Stored data
▶
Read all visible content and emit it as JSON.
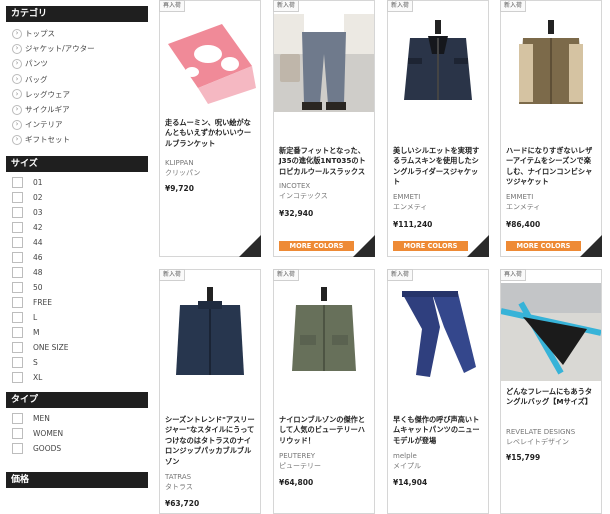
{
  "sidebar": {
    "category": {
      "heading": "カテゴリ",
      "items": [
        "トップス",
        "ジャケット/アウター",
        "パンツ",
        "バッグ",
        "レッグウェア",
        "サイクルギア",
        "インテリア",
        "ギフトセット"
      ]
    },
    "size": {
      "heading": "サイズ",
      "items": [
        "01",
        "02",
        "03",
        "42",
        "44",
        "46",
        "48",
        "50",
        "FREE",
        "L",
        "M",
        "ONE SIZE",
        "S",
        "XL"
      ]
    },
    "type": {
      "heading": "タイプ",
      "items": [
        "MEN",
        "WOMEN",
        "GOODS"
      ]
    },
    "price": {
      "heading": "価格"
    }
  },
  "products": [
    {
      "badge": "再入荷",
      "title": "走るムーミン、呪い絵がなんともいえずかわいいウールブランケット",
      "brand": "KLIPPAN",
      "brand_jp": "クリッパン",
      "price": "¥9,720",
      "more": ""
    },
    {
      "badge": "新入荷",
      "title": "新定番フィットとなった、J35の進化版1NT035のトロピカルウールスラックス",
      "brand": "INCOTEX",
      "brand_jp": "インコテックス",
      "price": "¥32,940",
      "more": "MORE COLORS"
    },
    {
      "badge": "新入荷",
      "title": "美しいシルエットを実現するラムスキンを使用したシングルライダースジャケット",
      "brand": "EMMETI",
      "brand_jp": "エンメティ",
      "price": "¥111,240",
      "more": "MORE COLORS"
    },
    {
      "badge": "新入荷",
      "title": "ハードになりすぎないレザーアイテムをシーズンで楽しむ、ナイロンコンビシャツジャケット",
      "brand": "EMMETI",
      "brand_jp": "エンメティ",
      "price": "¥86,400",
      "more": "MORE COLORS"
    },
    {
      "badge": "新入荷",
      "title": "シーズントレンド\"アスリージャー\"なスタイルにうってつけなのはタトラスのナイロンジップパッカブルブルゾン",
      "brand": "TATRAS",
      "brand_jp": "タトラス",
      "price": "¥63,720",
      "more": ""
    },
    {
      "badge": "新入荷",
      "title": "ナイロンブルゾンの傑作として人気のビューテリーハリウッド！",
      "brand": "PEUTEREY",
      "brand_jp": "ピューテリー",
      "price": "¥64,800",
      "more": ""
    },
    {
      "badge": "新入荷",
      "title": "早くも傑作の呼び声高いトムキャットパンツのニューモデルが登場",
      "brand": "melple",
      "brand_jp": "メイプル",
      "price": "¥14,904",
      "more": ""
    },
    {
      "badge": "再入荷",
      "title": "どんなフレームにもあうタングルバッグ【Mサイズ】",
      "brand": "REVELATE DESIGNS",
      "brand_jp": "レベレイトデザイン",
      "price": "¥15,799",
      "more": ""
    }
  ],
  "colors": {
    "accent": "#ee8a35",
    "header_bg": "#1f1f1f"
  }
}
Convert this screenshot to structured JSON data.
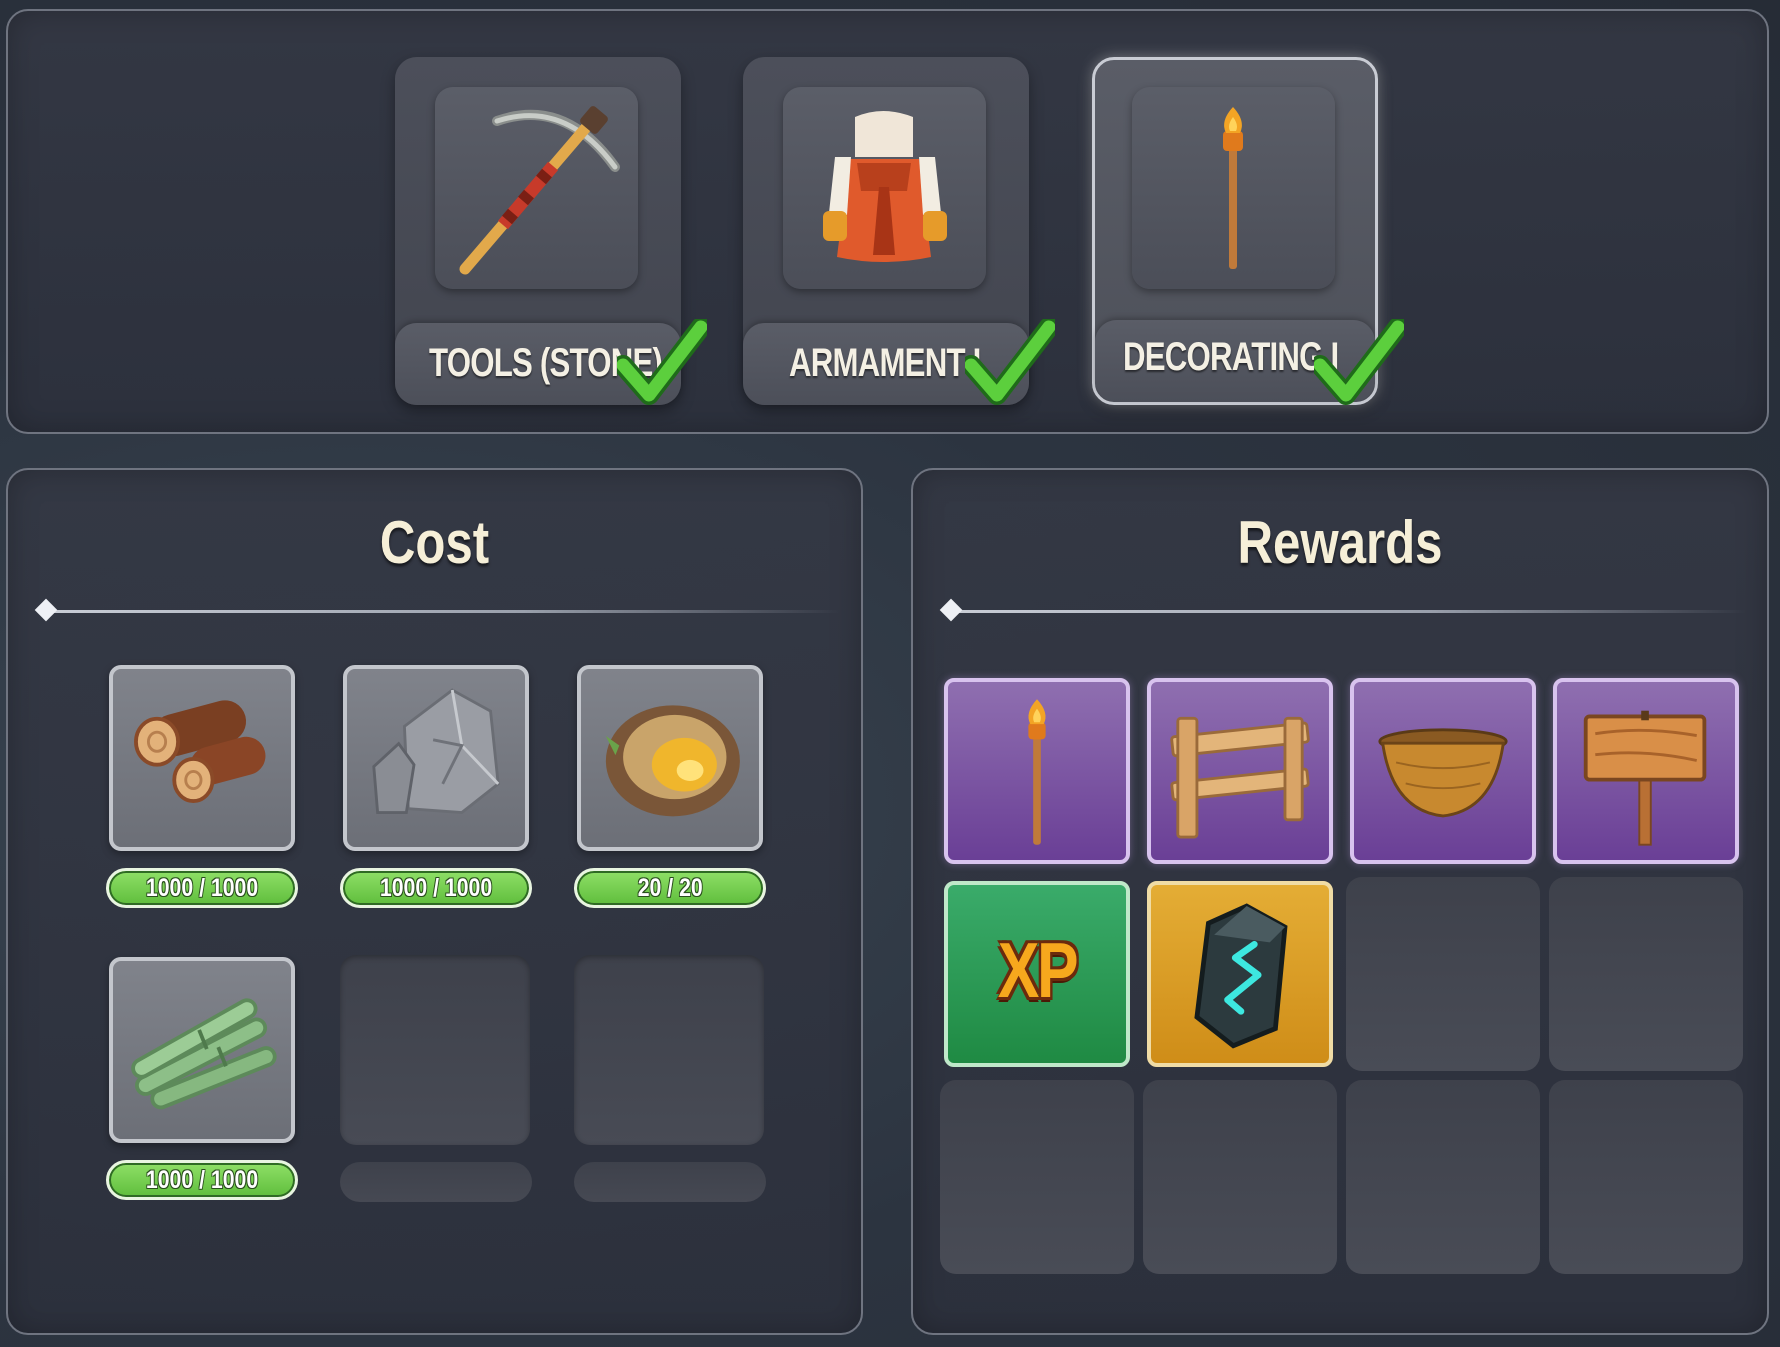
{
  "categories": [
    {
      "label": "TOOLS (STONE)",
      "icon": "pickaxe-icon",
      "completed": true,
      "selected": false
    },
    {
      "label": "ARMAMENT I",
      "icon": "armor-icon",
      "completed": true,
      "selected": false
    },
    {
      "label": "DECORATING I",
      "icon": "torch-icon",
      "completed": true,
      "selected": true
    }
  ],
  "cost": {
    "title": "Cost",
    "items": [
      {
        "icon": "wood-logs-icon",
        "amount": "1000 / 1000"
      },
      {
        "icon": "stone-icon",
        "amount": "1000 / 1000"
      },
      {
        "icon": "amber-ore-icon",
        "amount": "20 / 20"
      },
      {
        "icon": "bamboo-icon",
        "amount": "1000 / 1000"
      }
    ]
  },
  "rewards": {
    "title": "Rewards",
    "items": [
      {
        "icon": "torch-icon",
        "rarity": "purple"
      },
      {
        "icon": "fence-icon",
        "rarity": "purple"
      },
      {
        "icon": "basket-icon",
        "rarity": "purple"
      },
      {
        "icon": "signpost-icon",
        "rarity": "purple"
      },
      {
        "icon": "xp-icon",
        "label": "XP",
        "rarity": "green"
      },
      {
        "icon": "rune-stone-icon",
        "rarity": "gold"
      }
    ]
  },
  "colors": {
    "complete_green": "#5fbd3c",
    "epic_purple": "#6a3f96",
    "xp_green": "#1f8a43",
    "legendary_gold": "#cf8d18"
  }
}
◀
DIRECTIONS: Images in the data above are to be skipped. Retype all other material exactly.

RESPONSE TO THIS EXERCISE:
Read all visible content and emit it as JSON.
{
  "sidebar": {
    "category": {
      "heading": "カテゴリ",
      "items": [
        "トップス",
        "ジャケット/アウター",
        "パンツ",
        "バッグ",
        "レッグウェア",
        "サイクルギア",
        "インテリア",
        "ギフトセット"
      ]
    },
    "size": {
      "heading": "サイズ",
      "items": [
        "01",
        "02",
        "03",
        "42",
        "44",
        "46",
        "48",
        "50",
        "FREE",
        "L",
        "M",
        "ONE SIZE",
        "S",
        "XL"
      ]
    },
    "type": {
      "heading": "タイプ",
      "items": [
        "MEN",
        "WOMEN",
        "GOODS"
      ]
    },
    "price": {
      "heading": "価格"
    }
  },
  "products": [
    {
      "badge": "再入荷",
      "title": "走るムーミン、呪い絵がなんともいえずかわいいウールブランケット",
      "brand": "KLIPPAN",
      "brand_jp": "クリッパン",
      "price": "¥9,720",
      "more": ""
    },
    {
      "badge": "新入荷",
      "title": "新定番フィットとなった、J35の進化版1NT035のトロピカルウールスラックス",
      "brand": "INCOTEX",
      "brand_jp": "インコテックス",
      "price": "¥32,940",
      "more": "MORE COLORS"
    },
    {
      "badge": "新入荷",
      "title": "美しいシルエットを実現するラムスキンを使用したシングルライダースジャケット",
      "brand": "EMMETI",
      "brand_jp": "エンメティ",
      "price": "¥111,240",
      "more": "MORE COLORS"
    },
    {
      "badge": "新入荷",
      "title": "ハードになりすぎないレザーアイテムをシーズンで楽しむ、ナイロンコンビシャツジャケット",
      "brand": "EMMETI",
      "brand_jp": "エンメティ",
      "price": "¥86,400",
      "more": "MORE COLORS"
    },
    {
      "badge": "新入荷",
      "title": "シーズントレンド\"アスリージャー\"なスタイルにうってつけなのはタトラスのナイロンジップパッカブルブルゾン",
      "brand": "TATRAS",
      "brand_jp": "タトラス",
      "price": "¥63,720",
      "more": ""
    },
    {
      "badge": "新入荷",
      "title": "ナイロンブルゾンの傑作として人気のビューテリーハリウッド！",
      "brand": "PEUTEREY",
      "brand_jp": "ピューテリー",
      "price": "¥64,800",
      "more": ""
    },
    {
      "badge": "新入荷",
      "title": "早くも傑作の呼び声高いトムキャットパンツのニューモデルが登場",
      "brand": "melple",
      "brand_jp": "メイプル",
      "price": "¥14,904",
      "more": ""
    },
    {
      "badge": "再入荷",
      "title": "どんなフレームにもあうタングルバッグ【Mサイズ】",
      "brand": "REVELATE DESIGNS",
      "brand_jp": "レベレイトデザイン",
      "price": "¥15,799",
      "more": ""
    }
  ],
  "colors": {
    "accent": "#ee8a35",
    "header_bg": "#1f1f1f"
  }
}
Convert this screenshot to structured JSON data.
{
  "categories": [
    {
      "label": "TOOLS (STONE)",
      "icon": "pickaxe-icon",
      "completed": true,
      "selected": false
    },
    {
      "label": "ARMAMENT I",
      "icon": "armor-icon",
      "completed": true,
      "selected": false
    },
    {
      "label": "DECORATING I",
      "icon": "torch-icon",
      "completed": true,
      "selected": true
    }
  ],
  "cost": {
    "title": "Cost",
    "items": [
      {
        "icon": "wood-logs-icon",
        "amount": "1000 / 1000"
      },
      {
        "icon": "stone-icon",
        "amount": "1000 / 1000"
      },
      {
        "icon": "amber-ore-icon",
        "amount": "20 / 20"
      },
      {
        "icon": "bamboo-icon",
        "amount": "1000 / 1000"
      }
    ]
  },
  "rewards": {
    "title": "Rewards",
    "items": [
      {
        "icon": "torch-icon",
        "rarity": "purple"
      },
      {
        "icon": "fence-icon",
        "rarity": "purple"
      },
      {
        "icon": "basket-icon",
        "rarity": "purple"
      },
      {
        "icon": "signpost-icon",
        "rarity": "purple"
      },
      {
        "icon": "xp-icon",
        "label": "XP",
        "rarity": "green"
      },
      {
        "icon": "rune-stone-icon",
        "rarity": "gold"
      }
    ]
  },
  "colors": {
    "complete_green": "#5fbd3c",
    "epic_purple": "#6a3f96",
    "xp_green": "#1f8a43",
    "legendary_gold": "#cf8d18"
  }
}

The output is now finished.